Exercise input

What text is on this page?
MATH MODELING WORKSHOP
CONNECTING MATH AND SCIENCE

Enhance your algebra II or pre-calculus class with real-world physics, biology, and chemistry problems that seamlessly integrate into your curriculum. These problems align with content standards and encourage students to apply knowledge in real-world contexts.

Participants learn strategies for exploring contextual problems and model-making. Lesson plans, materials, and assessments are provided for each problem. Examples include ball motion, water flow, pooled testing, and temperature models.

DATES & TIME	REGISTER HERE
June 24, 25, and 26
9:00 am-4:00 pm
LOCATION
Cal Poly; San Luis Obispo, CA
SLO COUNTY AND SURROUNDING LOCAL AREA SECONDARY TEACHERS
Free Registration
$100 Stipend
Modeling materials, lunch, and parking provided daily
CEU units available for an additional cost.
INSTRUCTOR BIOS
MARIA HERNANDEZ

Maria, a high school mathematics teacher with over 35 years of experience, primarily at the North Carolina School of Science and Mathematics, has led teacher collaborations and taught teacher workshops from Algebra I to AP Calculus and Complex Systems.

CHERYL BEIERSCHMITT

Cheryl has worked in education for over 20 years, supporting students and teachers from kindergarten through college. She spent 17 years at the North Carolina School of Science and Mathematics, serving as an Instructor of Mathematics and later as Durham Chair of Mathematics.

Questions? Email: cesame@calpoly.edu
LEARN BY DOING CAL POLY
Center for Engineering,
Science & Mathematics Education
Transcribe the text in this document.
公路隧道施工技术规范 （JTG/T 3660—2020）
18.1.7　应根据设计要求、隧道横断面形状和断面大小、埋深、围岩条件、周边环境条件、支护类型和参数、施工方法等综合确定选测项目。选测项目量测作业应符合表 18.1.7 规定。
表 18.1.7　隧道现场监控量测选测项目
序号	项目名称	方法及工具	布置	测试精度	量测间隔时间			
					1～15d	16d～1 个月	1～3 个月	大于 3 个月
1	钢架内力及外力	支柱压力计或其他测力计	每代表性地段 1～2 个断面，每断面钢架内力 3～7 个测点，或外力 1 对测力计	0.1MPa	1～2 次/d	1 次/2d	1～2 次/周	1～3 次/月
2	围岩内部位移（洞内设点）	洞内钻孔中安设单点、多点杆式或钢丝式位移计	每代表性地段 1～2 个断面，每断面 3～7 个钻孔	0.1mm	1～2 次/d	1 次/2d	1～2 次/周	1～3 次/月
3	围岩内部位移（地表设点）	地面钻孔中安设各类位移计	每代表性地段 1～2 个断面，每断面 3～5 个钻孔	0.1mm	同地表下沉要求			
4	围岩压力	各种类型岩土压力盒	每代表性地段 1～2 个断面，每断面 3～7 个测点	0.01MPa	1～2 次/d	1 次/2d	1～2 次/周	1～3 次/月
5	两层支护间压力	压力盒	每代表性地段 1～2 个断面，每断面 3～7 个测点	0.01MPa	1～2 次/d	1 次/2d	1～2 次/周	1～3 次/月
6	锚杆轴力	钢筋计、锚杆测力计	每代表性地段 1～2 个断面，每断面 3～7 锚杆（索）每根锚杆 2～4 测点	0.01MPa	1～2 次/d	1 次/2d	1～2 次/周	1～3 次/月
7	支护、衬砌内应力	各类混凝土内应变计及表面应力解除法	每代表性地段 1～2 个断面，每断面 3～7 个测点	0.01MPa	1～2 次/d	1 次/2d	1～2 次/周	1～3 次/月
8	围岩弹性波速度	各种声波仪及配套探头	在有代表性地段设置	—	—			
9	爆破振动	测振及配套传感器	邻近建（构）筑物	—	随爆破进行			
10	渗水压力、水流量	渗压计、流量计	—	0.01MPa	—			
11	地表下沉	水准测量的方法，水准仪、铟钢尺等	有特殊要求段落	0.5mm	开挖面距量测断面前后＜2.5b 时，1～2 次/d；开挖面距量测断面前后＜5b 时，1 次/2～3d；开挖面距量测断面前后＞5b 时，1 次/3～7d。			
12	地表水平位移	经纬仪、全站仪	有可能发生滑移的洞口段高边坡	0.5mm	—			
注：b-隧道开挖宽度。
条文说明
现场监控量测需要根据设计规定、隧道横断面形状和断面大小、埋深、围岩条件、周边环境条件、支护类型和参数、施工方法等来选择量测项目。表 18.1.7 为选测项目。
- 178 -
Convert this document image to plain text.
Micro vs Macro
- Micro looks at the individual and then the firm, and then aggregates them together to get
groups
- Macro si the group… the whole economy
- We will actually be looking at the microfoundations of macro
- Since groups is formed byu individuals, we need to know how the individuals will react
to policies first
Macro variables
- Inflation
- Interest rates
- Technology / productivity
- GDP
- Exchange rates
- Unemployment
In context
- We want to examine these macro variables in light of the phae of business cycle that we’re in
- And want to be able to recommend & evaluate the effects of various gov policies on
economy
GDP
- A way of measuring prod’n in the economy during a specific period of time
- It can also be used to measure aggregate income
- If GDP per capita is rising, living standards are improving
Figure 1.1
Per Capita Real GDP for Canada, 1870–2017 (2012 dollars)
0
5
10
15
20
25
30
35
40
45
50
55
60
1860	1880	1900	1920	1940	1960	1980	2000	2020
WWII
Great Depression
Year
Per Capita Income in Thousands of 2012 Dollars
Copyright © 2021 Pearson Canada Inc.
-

What needs to be done
Print from the line containing "Convert this document image to plain text." to the last line above, exactly as written.

Answer for the task
Convert this document image to plain text.
Micro vs Macro
- Micro looks at the individual and then the firm, and then aggregates them together to get
groups
- Macro si the group… the whole economy
- We will actually be looking at the microfoundations of macro
- Since groups is formed byu individuals, we need to know how the individuals will react
to policies first
Macro variables
- Inflation
- Interest rates
- Technology / productivity
- GDP
- Exchange rates
- Unemployment
In context
- We want to examine these macro variables in light of the phae of business cycle that we’re in
- And want to be able to recommend & evaluate the effects of various gov policies on
economy
GDP
- A way of measuring prod’n in the economy during a specific period of time
- It can also be used to measure aggregate income
- If GDP per capita is rising, living standards are improving
Figure 1.1
Per Capita Real GDP for Canada, 1870–2017 (2012 dollars)
0
5
10
15
20
25
30
35
40
45
50
55
60
1860	1880	1900	1920	1940	1960	1980	2000	2020
WWII
Great Depression
Year
Per Capita Income in Thousands of 2012 Dollars
Copyright © 2021 Pearson Canada Inc.
-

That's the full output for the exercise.